[Stored data entries]
● ● ●

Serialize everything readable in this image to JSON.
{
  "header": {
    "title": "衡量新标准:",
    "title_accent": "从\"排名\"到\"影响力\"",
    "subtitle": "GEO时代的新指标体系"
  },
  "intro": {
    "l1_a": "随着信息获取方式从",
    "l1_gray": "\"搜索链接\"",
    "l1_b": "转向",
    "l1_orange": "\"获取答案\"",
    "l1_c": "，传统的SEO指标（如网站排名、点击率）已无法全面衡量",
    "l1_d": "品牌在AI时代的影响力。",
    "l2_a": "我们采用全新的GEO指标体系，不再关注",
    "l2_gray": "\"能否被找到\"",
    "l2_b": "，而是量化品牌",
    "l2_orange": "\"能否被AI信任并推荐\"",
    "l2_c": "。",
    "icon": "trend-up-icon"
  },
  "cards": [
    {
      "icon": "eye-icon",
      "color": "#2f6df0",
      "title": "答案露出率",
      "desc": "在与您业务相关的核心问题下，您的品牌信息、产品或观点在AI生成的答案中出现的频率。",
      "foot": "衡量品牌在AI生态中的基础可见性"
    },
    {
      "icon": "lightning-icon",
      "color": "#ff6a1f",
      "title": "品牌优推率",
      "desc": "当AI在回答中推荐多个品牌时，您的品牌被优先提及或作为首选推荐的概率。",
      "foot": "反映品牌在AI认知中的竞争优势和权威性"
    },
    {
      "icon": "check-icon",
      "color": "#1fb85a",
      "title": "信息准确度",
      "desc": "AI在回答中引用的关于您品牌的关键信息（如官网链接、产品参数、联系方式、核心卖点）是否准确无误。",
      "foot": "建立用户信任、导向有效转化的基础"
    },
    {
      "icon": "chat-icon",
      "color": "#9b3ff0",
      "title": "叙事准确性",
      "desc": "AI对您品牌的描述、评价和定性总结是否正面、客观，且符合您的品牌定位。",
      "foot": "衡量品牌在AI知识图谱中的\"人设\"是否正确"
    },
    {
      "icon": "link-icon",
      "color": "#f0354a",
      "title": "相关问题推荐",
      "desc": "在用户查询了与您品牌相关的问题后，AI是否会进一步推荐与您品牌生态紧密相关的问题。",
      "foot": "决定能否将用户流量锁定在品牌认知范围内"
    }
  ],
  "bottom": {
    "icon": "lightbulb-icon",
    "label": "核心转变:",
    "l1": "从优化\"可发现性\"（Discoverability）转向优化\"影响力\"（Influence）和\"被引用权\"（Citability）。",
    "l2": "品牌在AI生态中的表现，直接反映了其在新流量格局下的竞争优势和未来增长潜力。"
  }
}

● ● ●

Task to complete:
Repeat the listing exactly, from its first line to its last.

Solved problem:
Serialize everything readable in this image to JSON.
{
  "header": {
    "title": "衡量新标准:",
    "title_accent": "从\"排名\"到\"影响力\"",
    "subtitle": "GEO时代的新指标体系"
  },
  "intro": {
    "l1_a": "随着信息获取方式从",
    "l1_gray": "\"搜索链接\"",
    "l1_b": "转向",
    "l1_orange": "\"获取答案\"",
    "l1_c": "，传统的SEO指标（如网站排名、点击率）已无法全面衡量",
    "l1_d": "品牌在AI时代的影响力。",
    "l2_a": "我们采用全新的GEO指标体系，不再关注",
    "l2_gray": "\"能否被找到\"",
    "l2_b": "，而是量化品牌",
    "l2_orange": "\"能否被AI信任并推荐\"",
    "l2_c": "。",
    "icon": "trend-up-icon"
  },
  "cards": [
    {
      "icon": "eye-icon",
      "color": "#2f6df0",
      "title": "答案露出率",
      "desc": "在与您业务相关的核心问题下，您的品牌信息、产品或观点在AI生成的答案中出现的频率。",
      "foot": "衡量品牌在AI生态中的基础可见性"
    },
    {
      "icon": "lightning-icon",
      "color": "#ff6a1f",
      "title": "品牌优推率",
      "desc": "当AI在回答中推荐多个品牌时，您的品牌被优先提及或作为首选推荐的概率。",
      "foot": "反映品牌在AI认知中的竞争优势和权威性"
    },
    {
      "icon": "check-icon",
      "color": "#1fb85a",
      "title": "信息准确度",
      "desc": "AI在回答中引用的关于您品牌的关键信息（如官网链接、产品参数、联系方式、核心卖点）是否准确无误。",
      "foot": "建立用户信任、导向有效转化的基础"
    },
    {
      "icon": "chat-icon",
      "color": "#9b3ff0",
      "title": "叙事准确性",
      "desc": "AI对您品牌的描述、评价和定性总结是否正面、客观，且符合您的品牌定位。",
      "foot": "衡量品牌在AI知识图谱中的\"人设\"是否正确"
    },
    {
      "icon": "link-icon",
      "color": "#f0354a",
      "title": "相关问题推荐",
      "desc": "在用户查询了与您品牌相关的问题后，AI是否会进一步推荐与您品牌生态紧密相关的问题。",
      "foot": "决定能否将用户流量锁定在品牌认知范围内"
    }
  ],
  "bottom": {
    "icon": "lightbulb-icon",
    "label": "核心转变:",
    "l1": "从优化\"可发现性\"（Discoverability）转向优化\"影响力\"（Influence）和\"被引用权\"（Citability）。",
    "l2": "品牌在AI生态中的表现，直接反映了其在新流量格局下的竞争优势和未来增长潜力。"
  }
}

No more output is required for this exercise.